[Start of Supplied passage]

High visibility. Scientists want their work to be widely viewed, since this helps them to establish reputation and priority. In the case of arXiv, having a single platform where scientists go to look for new work in the field immensely aids visibility and helps physicist to establish priority of discovery. Maximum visibility also will ultimately require a search engine that integrates preprints with peer-reviewed publication, which should be considered in the initial development of the preprint service as well.
Ensuring trustworthy governance. Direct funding of a preprint service will enable funders to play a more direct role in the governance and future directions of preprints, rather than being relegated to a more peripheral role. An international component of governance needs to be considered from the onset for this global resource.
Maintaining quality and standards. A consortium-funded preprint service could help to define quality control for submission and standards for sharing and maintaining data.

[End of Supplied passage]
[Start of Available records]

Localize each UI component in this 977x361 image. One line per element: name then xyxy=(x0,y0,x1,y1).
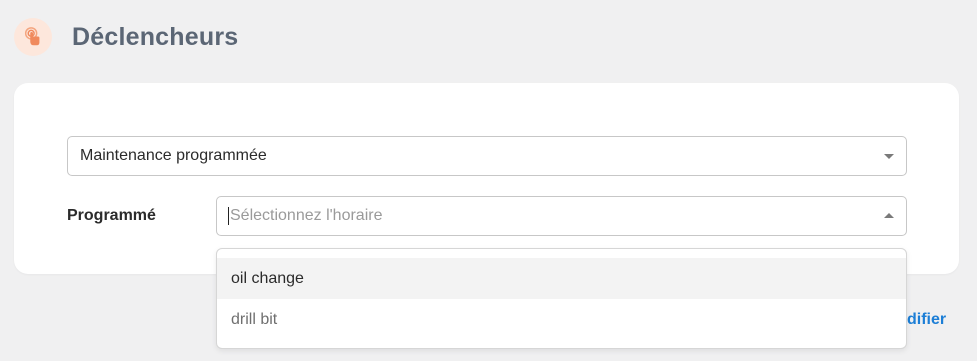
schedule-label: Programmé xyxy=(67,207,156,224)
schedule-dropdown-menu: oil change drill bit xyxy=(216,248,907,349)
modify-link[interactable]: difier xyxy=(907,311,946,329)
trigger-type-value: Maintenance programmée xyxy=(80,147,267,164)
trigger-card: Maintenance programmée Programmé Sélecti… xyxy=(14,83,959,274)
touch-icon xyxy=(14,18,52,56)
dropdown-option[interactable]: drill bit xyxy=(217,299,906,340)
trigger-type-select[interactable]: Maintenance programmée xyxy=(67,136,907,176)
chevron-down-icon xyxy=(884,154,894,159)
schedule-select[interactable]: Sélectionnez l'horaire xyxy=(216,196,907,236)
page-title: Déclencheurs xyxy=(72,22,239,51)
dropdown-option[interactable]: oil change xyxy=(217,258,906,299)
schedule-placeholder: Sélectionnez l'horaire xyxy=(230,207,383,224)
chevron-up-icon xyxy=(884,213,894,218)
page-header: Déclencheurs xyxy=(14,16,238,58)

[End of Available records]

| Short exercise A |
In the records, start at the line containing "schedule-label: Programmé xyxy=(67,207,156,224)" and end after the line containing "dropdown-option[interactable]: drill bit". Rewrite those lines with "drill bit" renamed to "air filter", leaving everything else as it is, and give only those lines.
| Short exercise B |
Continue the passage on a funded preprint service from where it stops.
The records bear no relation to the passage on funding a preprint service.

| Exercise answer A |
schedule-label: Programmé xyxy=(67,207,156,224)
schedule-dropdown-menu: oil change air filter xyxy=(216,248,907,349)
modify-link[interactable]: difier xyxy=(907,311,946,329)
trigger-type-value: Maintenance programmée xyxy=(80,147,267,164)
trigger-card: Maintenance programmée Programmé Sélecti… xyxy=(14,83,959,274)
touch-icon xyxy=(14,18,52,56)
dropdown-option[interactable]: air filter xyxy=(217,299,906,340)

| Exercise answer B |
Overall cost and ease of funding. Direct support of a preprint service by a consortium of funders will be small, certainly in comparison to investments made by funders indirectly or directly towards journal publication and the open access of journal publications. As an alternative to funding a preprint service, funders could provide financial support directly to the scientist to pay for preprint submissions (e.g. as a specific new line item on a grant). This is similar to the present-day journal system, but in this model, the scientific community and funders have little say in cost and governance. Furthermore for such a scientist-payer model to take effect globally, all funding agencies would need to develop a new policy allowing scientists to include preprint costs in their budgets. Even if achieved, this plan is less democratic, as it favors scientists with larger grants versus scientists who have less funds but would like to benefit from preprint use.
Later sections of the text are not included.